[Dataset records]
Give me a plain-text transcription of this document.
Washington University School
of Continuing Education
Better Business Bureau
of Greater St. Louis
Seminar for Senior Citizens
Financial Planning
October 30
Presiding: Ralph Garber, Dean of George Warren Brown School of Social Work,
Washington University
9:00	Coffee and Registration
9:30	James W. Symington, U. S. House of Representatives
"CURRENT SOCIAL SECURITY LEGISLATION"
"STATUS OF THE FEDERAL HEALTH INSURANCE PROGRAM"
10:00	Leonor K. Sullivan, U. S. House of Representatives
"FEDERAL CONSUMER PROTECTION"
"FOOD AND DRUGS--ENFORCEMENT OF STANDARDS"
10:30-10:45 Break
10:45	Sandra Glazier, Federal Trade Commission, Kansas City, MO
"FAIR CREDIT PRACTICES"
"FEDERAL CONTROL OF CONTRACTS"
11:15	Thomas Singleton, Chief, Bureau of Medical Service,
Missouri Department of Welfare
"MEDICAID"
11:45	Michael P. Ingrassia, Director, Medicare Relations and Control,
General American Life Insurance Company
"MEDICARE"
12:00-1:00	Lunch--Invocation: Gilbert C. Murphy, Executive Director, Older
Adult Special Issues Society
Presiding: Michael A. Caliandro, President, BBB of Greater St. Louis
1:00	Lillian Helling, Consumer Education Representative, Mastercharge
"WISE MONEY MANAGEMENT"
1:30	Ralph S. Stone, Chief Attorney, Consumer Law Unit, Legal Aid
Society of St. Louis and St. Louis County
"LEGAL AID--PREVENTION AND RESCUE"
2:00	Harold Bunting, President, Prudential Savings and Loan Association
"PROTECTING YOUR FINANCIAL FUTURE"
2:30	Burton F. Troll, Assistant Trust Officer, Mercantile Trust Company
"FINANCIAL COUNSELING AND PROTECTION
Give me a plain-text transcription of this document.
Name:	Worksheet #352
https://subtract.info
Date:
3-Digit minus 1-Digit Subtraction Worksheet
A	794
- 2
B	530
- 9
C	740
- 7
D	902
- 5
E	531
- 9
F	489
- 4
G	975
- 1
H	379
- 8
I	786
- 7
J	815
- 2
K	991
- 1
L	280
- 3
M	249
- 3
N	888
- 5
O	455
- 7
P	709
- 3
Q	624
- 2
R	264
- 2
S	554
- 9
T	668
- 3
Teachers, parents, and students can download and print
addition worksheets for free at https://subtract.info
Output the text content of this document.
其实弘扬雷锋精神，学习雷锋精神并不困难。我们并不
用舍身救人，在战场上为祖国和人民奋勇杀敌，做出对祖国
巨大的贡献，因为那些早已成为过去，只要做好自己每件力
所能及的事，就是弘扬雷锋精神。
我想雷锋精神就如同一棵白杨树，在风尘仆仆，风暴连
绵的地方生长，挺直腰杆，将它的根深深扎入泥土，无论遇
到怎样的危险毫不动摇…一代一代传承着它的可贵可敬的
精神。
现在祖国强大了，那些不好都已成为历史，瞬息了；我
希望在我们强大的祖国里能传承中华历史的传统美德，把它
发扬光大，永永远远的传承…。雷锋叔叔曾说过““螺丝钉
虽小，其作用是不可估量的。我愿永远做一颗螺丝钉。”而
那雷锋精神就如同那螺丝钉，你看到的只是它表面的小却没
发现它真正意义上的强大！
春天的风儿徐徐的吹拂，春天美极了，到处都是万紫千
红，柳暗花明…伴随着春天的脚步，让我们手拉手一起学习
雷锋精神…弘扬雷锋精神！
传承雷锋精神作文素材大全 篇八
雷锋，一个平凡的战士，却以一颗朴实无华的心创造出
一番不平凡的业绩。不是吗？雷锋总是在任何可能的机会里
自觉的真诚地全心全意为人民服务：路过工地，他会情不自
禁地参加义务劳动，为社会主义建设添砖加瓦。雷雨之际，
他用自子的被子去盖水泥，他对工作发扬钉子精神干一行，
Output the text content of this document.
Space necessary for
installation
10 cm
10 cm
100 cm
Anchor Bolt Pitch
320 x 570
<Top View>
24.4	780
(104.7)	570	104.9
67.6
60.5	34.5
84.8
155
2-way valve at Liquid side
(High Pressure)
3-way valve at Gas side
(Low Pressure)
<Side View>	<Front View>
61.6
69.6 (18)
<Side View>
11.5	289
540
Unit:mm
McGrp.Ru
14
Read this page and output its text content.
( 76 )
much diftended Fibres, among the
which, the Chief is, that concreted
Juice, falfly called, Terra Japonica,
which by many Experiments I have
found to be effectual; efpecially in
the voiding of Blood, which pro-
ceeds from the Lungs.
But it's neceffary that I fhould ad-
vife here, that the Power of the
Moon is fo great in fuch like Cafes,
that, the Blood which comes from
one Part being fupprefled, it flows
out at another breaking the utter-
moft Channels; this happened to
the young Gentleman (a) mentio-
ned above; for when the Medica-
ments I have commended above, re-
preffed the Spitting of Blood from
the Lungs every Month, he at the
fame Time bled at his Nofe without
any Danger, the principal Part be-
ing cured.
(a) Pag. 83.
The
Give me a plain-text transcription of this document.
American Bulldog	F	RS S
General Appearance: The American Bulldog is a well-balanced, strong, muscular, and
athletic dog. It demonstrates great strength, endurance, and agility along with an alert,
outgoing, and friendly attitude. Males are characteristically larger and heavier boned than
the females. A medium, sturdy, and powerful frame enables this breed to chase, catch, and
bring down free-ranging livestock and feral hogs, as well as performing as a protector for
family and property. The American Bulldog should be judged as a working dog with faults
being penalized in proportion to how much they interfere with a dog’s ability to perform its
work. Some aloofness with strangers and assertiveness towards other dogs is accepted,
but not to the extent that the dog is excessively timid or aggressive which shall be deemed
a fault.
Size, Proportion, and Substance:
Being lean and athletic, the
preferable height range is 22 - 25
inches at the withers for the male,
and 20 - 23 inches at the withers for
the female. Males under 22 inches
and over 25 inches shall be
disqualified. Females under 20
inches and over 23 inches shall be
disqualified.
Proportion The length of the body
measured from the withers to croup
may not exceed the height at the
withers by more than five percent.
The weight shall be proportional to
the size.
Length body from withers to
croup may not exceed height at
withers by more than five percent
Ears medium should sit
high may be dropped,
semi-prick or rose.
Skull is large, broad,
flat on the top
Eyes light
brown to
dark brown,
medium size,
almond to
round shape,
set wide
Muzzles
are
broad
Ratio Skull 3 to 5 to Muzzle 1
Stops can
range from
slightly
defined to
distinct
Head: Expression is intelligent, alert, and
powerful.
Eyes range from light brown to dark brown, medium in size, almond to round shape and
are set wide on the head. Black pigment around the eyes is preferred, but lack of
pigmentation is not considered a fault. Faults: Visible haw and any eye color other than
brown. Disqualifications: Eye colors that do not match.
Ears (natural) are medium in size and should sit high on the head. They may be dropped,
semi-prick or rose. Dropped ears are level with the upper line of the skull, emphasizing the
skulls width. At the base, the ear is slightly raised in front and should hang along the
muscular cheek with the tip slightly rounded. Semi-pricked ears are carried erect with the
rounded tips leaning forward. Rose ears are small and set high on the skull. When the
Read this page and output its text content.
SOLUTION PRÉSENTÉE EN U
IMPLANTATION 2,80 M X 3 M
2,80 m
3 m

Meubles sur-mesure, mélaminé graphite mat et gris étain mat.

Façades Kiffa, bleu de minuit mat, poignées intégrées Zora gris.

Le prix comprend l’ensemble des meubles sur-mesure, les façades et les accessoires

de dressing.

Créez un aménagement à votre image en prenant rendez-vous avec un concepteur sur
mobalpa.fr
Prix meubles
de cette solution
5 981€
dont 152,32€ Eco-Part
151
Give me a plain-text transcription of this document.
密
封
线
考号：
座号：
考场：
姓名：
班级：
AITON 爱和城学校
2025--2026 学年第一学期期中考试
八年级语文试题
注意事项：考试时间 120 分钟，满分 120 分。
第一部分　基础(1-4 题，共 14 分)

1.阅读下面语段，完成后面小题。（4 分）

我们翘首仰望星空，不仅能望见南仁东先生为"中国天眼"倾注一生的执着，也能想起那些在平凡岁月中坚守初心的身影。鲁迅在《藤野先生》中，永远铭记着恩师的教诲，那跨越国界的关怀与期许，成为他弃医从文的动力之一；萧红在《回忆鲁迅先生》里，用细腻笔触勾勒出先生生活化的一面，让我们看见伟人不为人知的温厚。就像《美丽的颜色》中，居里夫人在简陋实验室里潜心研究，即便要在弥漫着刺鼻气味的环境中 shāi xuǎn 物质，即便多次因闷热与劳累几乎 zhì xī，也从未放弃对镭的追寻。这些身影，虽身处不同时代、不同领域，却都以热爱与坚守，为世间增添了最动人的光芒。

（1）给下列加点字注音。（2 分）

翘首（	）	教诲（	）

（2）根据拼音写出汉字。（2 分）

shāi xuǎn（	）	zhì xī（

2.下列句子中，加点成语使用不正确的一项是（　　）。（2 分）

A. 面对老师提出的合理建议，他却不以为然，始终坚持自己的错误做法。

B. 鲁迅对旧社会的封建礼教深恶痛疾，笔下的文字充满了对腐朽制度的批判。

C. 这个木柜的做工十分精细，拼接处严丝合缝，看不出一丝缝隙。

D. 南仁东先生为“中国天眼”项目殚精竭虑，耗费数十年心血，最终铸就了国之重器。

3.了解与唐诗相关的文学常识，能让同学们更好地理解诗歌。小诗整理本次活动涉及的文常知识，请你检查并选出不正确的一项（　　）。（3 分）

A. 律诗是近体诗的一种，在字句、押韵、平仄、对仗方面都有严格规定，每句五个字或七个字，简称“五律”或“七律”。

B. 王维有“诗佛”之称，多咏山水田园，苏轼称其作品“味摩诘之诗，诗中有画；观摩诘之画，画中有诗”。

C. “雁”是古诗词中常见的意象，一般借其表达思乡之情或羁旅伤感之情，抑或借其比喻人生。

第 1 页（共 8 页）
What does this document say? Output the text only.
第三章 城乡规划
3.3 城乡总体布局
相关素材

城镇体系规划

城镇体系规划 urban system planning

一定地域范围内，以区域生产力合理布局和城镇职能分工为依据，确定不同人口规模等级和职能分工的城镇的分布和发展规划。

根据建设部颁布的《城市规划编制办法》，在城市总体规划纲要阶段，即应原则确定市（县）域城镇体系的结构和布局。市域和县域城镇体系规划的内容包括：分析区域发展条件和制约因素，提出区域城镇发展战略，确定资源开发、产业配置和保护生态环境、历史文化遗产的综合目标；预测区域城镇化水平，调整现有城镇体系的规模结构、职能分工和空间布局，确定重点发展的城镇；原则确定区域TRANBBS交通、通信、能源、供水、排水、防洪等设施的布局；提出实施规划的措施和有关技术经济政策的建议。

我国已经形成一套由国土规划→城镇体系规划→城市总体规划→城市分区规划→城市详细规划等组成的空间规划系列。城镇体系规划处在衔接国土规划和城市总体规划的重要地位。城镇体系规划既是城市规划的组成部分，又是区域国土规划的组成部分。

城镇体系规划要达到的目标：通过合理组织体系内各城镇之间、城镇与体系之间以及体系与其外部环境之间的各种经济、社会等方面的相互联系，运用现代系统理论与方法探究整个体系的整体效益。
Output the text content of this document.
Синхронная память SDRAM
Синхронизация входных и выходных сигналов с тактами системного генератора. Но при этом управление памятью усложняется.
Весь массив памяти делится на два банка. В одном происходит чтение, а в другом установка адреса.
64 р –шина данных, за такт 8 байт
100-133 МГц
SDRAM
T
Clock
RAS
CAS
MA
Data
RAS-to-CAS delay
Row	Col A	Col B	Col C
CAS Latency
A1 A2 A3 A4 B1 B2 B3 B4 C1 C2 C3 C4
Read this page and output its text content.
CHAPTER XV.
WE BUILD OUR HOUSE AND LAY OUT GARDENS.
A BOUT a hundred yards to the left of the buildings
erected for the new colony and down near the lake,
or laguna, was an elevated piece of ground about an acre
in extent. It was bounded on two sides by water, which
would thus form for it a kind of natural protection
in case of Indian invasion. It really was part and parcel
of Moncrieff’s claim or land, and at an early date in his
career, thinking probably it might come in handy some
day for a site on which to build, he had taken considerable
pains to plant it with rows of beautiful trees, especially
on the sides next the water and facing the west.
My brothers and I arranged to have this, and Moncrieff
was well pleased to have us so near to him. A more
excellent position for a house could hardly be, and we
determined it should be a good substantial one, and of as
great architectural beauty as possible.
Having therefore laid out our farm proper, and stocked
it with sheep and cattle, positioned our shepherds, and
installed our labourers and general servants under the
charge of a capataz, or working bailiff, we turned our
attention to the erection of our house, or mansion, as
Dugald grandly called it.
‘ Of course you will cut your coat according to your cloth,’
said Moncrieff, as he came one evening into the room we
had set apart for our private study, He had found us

WORK TO BE COMPLETED → Working from the listing above, pick out every line that has "more" and copy it.

SOLUTION TO THIS EXERCISE →
withers by more than five percent.
withers by more than five percent
was well pleased to have us so near to him. A more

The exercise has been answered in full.